**Task statement**:
Output the records. Match them exactly.

Data items
■ ■ ■ ■ ■ ■ ■
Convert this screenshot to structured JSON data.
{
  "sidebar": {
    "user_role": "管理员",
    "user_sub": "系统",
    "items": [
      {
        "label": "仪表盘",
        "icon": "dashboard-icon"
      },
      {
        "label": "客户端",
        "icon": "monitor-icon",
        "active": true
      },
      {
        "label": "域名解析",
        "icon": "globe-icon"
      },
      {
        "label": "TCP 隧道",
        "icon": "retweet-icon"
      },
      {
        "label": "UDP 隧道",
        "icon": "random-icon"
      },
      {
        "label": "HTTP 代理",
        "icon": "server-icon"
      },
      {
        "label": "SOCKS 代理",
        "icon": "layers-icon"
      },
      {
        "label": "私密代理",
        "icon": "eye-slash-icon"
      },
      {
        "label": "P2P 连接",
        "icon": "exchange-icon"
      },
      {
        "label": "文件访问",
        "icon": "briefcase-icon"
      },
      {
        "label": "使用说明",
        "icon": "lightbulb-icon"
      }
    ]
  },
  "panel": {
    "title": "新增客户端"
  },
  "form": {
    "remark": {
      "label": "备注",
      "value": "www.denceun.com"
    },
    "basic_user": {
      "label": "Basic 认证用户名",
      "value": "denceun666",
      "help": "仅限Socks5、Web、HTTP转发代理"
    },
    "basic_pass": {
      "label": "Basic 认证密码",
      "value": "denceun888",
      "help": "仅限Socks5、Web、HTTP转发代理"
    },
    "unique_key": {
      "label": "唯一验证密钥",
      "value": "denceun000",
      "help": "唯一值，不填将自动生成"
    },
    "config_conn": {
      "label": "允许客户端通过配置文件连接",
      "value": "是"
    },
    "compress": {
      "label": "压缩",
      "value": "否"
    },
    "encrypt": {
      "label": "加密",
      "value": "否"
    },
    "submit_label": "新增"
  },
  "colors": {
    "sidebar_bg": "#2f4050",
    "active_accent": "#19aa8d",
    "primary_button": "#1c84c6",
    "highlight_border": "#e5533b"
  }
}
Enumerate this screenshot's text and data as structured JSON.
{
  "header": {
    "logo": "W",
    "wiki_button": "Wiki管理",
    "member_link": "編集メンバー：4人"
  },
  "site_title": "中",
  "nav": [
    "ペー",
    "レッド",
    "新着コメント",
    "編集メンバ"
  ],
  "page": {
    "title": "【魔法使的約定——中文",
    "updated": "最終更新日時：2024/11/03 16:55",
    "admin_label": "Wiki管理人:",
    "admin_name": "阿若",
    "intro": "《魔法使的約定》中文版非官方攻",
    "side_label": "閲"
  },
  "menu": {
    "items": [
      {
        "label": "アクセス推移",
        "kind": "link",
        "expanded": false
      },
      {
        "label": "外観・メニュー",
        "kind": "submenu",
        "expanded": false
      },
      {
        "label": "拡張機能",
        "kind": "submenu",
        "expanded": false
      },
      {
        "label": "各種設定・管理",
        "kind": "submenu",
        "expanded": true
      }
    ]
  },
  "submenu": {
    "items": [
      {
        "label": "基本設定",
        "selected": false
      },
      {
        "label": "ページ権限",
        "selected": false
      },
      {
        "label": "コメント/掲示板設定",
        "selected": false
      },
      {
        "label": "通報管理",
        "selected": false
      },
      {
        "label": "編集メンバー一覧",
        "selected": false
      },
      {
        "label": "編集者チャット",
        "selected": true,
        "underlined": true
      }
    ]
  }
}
■ ■ ■ ■ ■ ■ ■
**Right answer**:
Convert this screenshot to structured JSON data.
{
  "sidebar": {
    "user_role": "管理员",
    "user_sub": "系统",
    "items": [
      {
        "label": "仪表盘",
        "icon": "dashboard-icon"
      },
      {
        "label": "客户端",
        "icon": "monitor-icon",
        "active": true
      },
      {
        "label": "域名解析",
        "icon": "globe-icon"
      },
      {
        "label": "TCP 隧道",
        "icon": "retweet-icon"
      },
      {
        "label": "UDP 隧道",
        "icon": "random-icon"
      },
      {
        "label": "HTTP 代理",
        "icon": "server-icon"
      },
      {
        "label": "SOCKS 代理",
        "icon": "layers-icon"
      },
      {
        "label": "私密代理",
        "icon": "eye-slash-icon"
      },
      {
        "label": "P2P 连接",
        "icon": "exchange-icon"
      },
      {
        "label": "文件访问",
        "icon": "briefcase-icon"
      },
      {
        "label": "使用说明",
        "icon": "lightbulb-icon"
      }
    ]
  },
  "panel": {
    "title": "新增客户端"
  },
  "form": {
    "remark": {
      "label": "备注",
      "value": "www.denceun.com"
    },
    "basic_user": {
      "label": "Basic 认证用户名",
      "value": "denceun666",
      "help": "仅限Socks5、Web、HTTP转发代理"
    },
    "basic_pass": {
      "label": "Basic 认证密码",
      "value": "denceun888",
      "help": "仅限Socks5、Web、HTTP转发代理"
    },
    "unique_key": {
      "label": "唯一验证密钥",
      "value": "denceun000",
      "help": "唯一值，不填将自动生成"
    },
    "config_conn": {
      "label": "允许客户端通过配置文件连接",
      "value": "是"
    },
    "compress": {
      "label": "压缩",
      "value": "否"
    },
    "encrypt": {
      "label": "加密",
      "value": "否"
    },
    "submit_label": "新增"
  },
  "colors": {
    "sidebar_bg": "#2f4050",
    "active_accent": "#19aa8d",
    "primary_button": "#1c84c6",
    "highlight_border": "#e5533b"
  }
}
Enumerate this screenshot's text and data as structured JSON.
{
  "header": {
    "logo": "W",
    "wiki_button": "Wiki管理",
    "member_link": "編集メンバー：4人"
  },
  "site_title": "中",
  "nav": [
    "ペー",
    "レッド",
    "新着コメント",
    "編集メンバ"
  ],
  "page": {
    "title": "【魔法使的約定——中文",
    "updated": "最終更新日時：2024/11/03 16:55",
    "admin_label": "Wiki管理人:",
    "admin_name": "阿若",
    "intro": "《魔法使的約定》中文版非官方攻",
    "side_label": "閲"
  },
  "menu": {
    "items": [
      {
        "label": "アクセス推移",
        "kind": "link",
        "expanded": false
      },
      {
        "label": "外観・メニュー",
        "kind": "submenu",
        "expanded": false
      },
      {
        "label": "拡張機能",
        "kind": "submenu",
        "expanded": false
      },
      {
        "label": "各種設定・管理",
        "kind": "submenu",
        "expanded": true
      }
    ]
  },
  "submenu": {
    "items": [
      {
        "label": "基本設定",
        "selected": false
      },
      {
        "label": "ページ権限",
        "selected": false
      },
      {
        "label": "コメント/掲示板設定",
        "selected": false
      },
      {
        "label": "通報管理",
        "selected": false
      },
      {
        "label": "編集メンバー一覧",
        "selected": false
      },
      {
        "label": "編集者チャット",
        "selected": true,
        "underlined": true
      }
    ]
  }
}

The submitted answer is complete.